[Records excerpted from a collection]
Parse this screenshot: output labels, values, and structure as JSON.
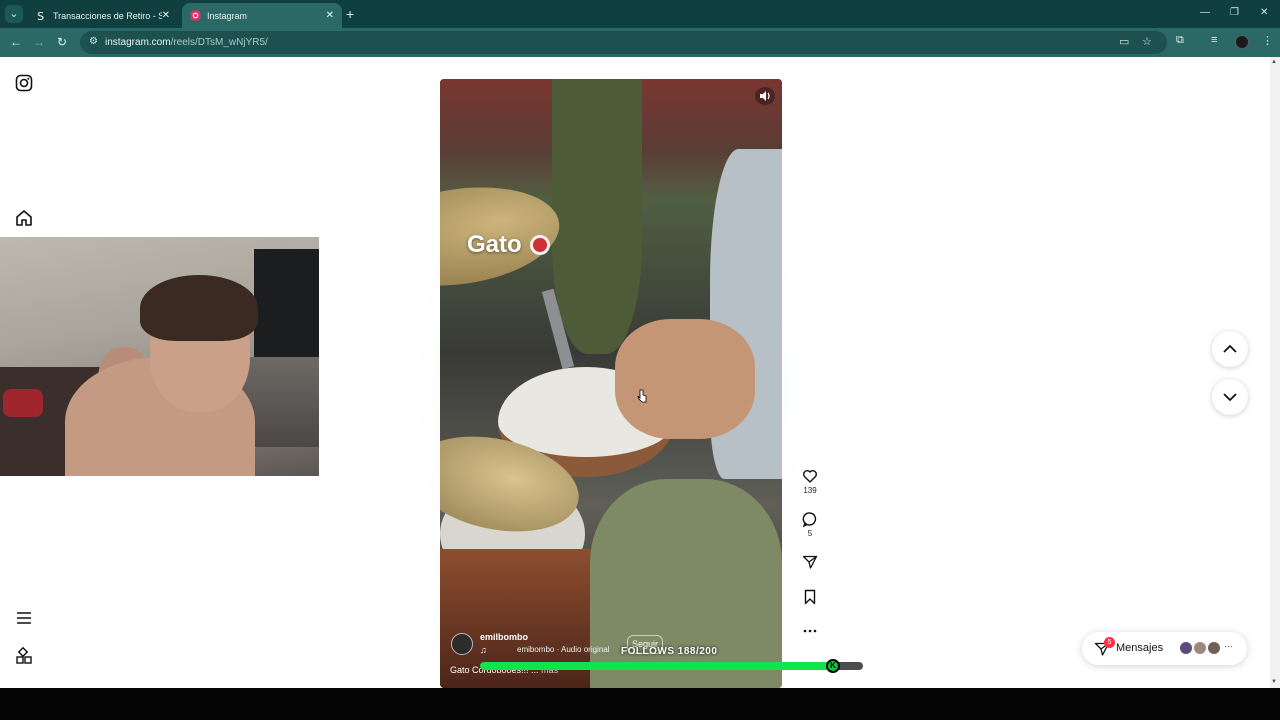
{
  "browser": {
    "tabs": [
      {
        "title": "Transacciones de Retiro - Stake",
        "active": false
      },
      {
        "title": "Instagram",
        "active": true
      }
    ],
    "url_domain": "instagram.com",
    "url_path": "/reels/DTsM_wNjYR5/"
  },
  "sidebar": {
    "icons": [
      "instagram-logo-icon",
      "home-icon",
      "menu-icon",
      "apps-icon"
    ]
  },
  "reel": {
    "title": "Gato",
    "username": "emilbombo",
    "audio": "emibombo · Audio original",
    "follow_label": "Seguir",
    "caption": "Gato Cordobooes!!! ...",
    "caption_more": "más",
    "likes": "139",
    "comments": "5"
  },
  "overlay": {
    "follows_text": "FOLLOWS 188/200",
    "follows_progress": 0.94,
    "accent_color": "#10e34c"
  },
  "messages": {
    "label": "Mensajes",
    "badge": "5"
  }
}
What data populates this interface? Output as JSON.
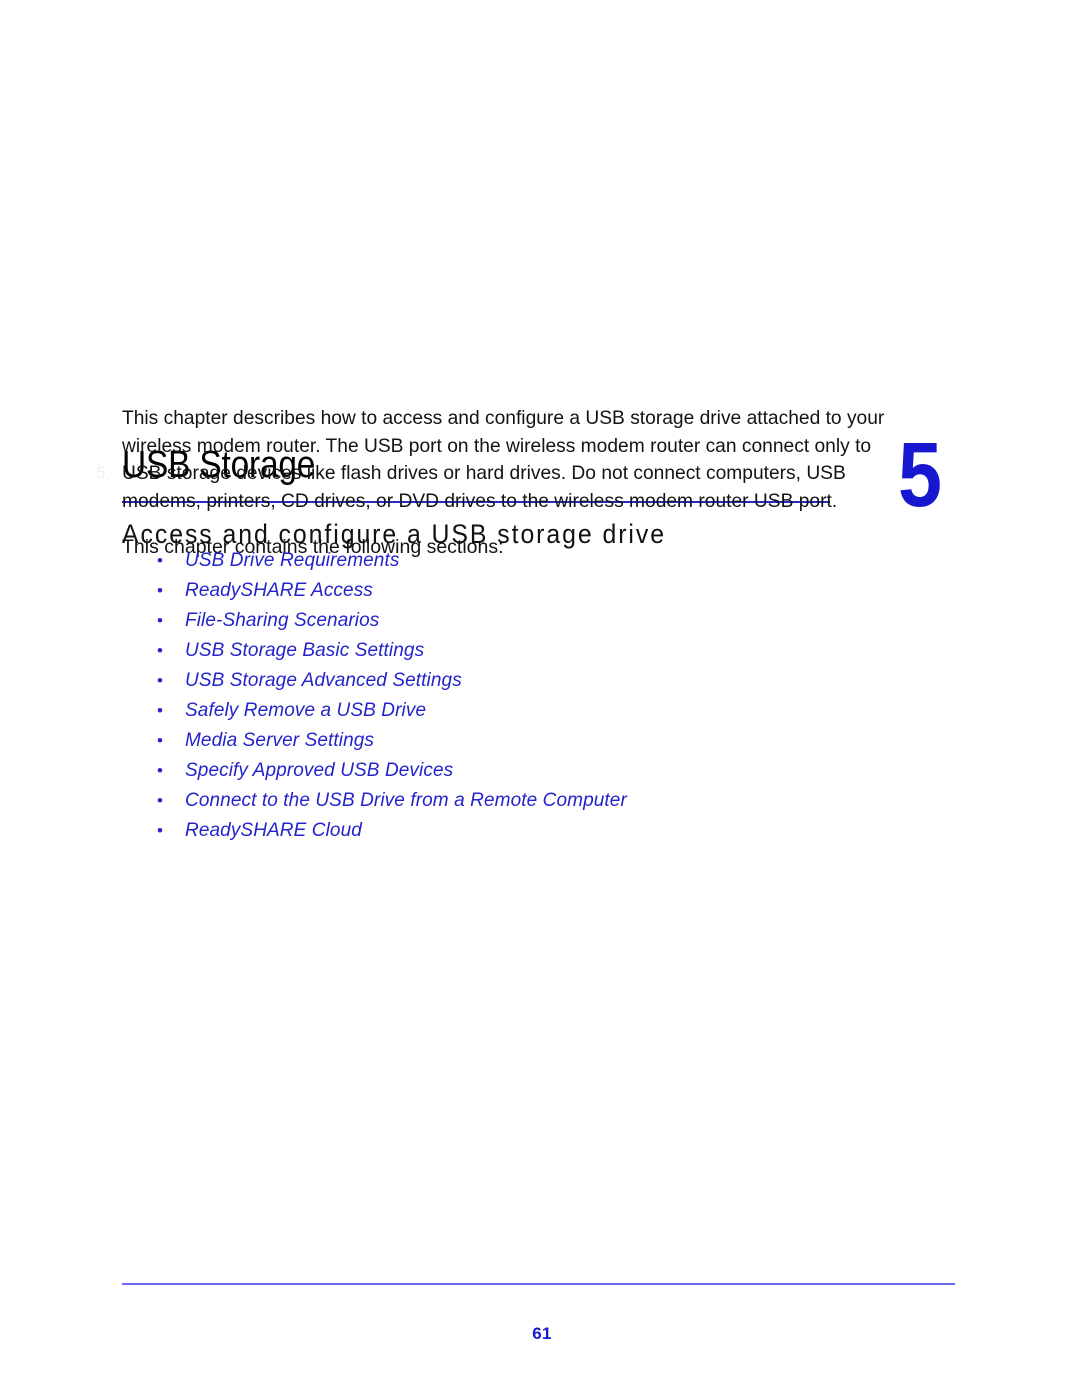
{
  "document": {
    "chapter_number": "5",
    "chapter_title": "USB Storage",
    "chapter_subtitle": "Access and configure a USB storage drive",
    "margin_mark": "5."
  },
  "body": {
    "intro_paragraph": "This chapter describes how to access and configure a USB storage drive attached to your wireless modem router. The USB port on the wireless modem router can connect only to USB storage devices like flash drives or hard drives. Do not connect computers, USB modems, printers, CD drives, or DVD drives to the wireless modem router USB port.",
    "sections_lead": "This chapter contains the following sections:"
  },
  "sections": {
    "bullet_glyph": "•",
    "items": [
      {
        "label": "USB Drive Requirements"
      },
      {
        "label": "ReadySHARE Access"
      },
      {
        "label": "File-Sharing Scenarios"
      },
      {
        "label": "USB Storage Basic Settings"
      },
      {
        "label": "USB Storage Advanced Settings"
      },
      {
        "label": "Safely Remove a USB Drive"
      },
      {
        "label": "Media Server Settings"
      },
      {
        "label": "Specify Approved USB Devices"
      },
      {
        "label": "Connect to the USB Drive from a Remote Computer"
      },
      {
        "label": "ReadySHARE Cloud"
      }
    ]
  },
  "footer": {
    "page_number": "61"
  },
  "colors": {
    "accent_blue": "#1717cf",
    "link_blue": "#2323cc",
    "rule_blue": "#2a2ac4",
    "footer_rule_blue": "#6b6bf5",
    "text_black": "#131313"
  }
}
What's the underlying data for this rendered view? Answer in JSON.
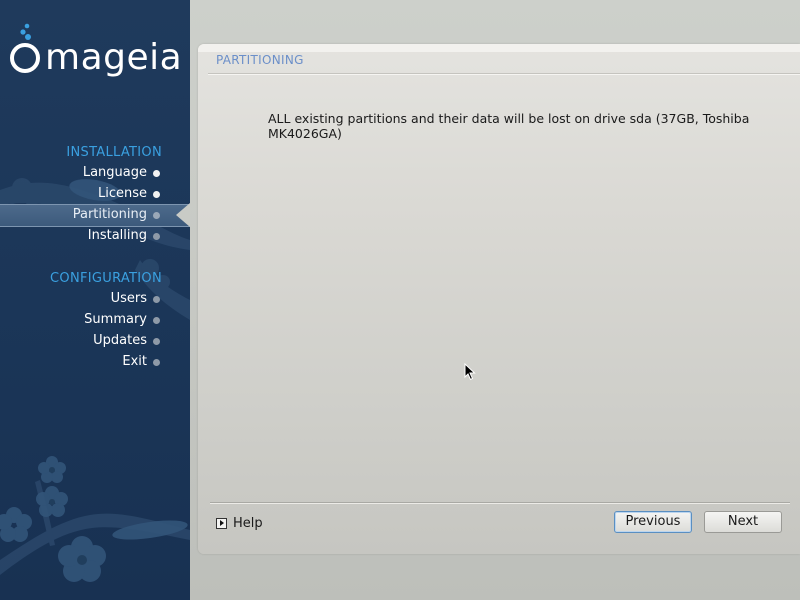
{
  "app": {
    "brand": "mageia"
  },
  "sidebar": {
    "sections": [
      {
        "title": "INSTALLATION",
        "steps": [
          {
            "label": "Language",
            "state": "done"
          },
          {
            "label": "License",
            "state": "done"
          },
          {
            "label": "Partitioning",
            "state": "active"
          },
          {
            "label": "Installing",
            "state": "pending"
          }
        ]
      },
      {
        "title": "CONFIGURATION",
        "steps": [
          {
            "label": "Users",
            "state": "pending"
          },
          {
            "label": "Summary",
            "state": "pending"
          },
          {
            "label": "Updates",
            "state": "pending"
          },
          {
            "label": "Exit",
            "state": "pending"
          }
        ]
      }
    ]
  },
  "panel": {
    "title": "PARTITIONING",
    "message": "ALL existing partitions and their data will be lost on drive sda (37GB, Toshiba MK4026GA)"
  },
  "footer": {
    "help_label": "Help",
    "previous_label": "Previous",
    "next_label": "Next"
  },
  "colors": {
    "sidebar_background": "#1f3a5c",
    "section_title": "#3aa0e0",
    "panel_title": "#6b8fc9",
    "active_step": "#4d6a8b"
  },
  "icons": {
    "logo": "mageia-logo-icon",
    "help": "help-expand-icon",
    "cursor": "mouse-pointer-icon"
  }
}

DIRECTION ▸
Give all the lines above again, character for character, without pictures.

OUTPUT OF THE TASK ▸
Parse this screenshot: output labels, values, and structure as JSON.
{
  "browser": {
    "tabs": [
      {
        "title": "Transacciones de Retiro - Stake",
        "active": false
      },
      {
        "title": "Instagram",
        "active": true
      }
    ],
    "url_domain": "instagram.com",
    "url_path": "/reels/DTsM_wNjYR5/"
  },
  "sidebar": {
    "icons": [
      "instagram-logo-icon",
      "home-icon",
      "menu-icon",
      "apps-icon"
    ]
  },
  "reel": {
    "title": "Gato",
    "username": "emilbombo",
    "audio": "emibombo · Audio original",
    "follow_label": "Seguir",
    "caption": "Gato Cordobooes!!! ...",
    "caption_more": "más",
    "likes": "139",
    "comments": "5"
  },
  "overlay": {
    "follows_text": "FOLLOWS 188/200",
    "follows_progress": 0.94,
    "accent_color": "#10e34c"
  },
  "messages": {
    "label": "Mensajes",
    "badge": "5"
  }
}
What data populates this interface? Output as JSON.
{
  "document": {
    "chapter_number": "5",
    "chapter_title": "USB Storage",
    "chapter_subtitle": "Access and configure a USB storage drive",
    "margin_mark": "5."
  },
  "body": {
    "intro_paragraph": "This chapter describes how to access and configure a USB storage drive attached to your wireless modem router. The USB port on the wireless modem router can connect only to USB storage devices like flash drives or hard drives. Do not connect computers, USB modems, printers, CD drives, or DVD drives to the wireless modem router USB port.",
    "sections_lead": "This chapter contains the following sections:"
  },
  "sections": {
    "bullet_glyph": "•",
    "items": [
      {
        "label": "USB Drive Requirements"
      },
      {
        "label": "ReadySHARE Access"
      },
      {
        "label": "File-Sharing Scenarios"
      },
      {
        "label": "USB Storage Basic Settings"
      },
      {
        "label": "USB Storage Advanced Settings"
      },
      {
        "label": "Safely Remove a USB Drive"
      },
      {
        "label": "Media Server Settings"
      },
      {
        "label": "Specify Approved USB Devices"
      },
      {
        "label": "Connect to the USB Drive from a Remote Computer"
      },
      {
        "label": "ReadySHARE Cloud"
      }
    ]
  },
  "footer": {
    "page_number": "61"
  },
  "colors": {
    "accent_blue": "#1717cf",
    "link_blue": "#2323cc",
    "rule_blue": "#2a2ac4",
    "footer_rule_blue": "#6b6bf5",
    "text_black": "#131313"
  }
}
What's the underlying data for this rendered view? Answer in JSON.
{
  "app": {
    "brand": "mageia"
  },
  "sidebar": {
    "sections": [
      {
        "title": "INSTALLATION",
        "steps": [
          {
            "label": "Language",
            "state": "done"
          },
          {
            "label": "License",
            "state": "done"
          },
          {
            "label": "Partitioning",
            "state": "active"
          },
          {
            "label": "Installing",
            "state": "pending"
          }
        ]
      },
      {
        "title": "CONFIGURATION",
        "steps": [
          {
            "label": "Users",
            "state": "pending"
          },
          {
            "label": "Summary",
            "state": "pending"
          },
          {
            "label": "Updates",
            "state": "pending"
          },
          {
            "label": "Exit",
            "state": "pending"
          }
        ]
      }
    ]
  },
  "panel": {
    "title": "PARTITIONING",
    "message": "ALL existing partitions and their data will be lost on drive sda (37GB, Toshiba MK4026GA)"
  },
  "footer": {
    "help_label": "Help",
    "previous_label": "Previous",
    "next_label": "Next"
  },
  "colors": {
    "sidebar_background": "#1f3a5c",
    "section_title": "#3aa0e0",
    "panel_title": "#6b8fc9",
    "active_step": "#4d6a8b"
  },
  "icons": {
    "logo": "mageia-logo-icon",
    "help": "help-expand-icon",
    "cursor": "mouse-pointer-icon"
  }
}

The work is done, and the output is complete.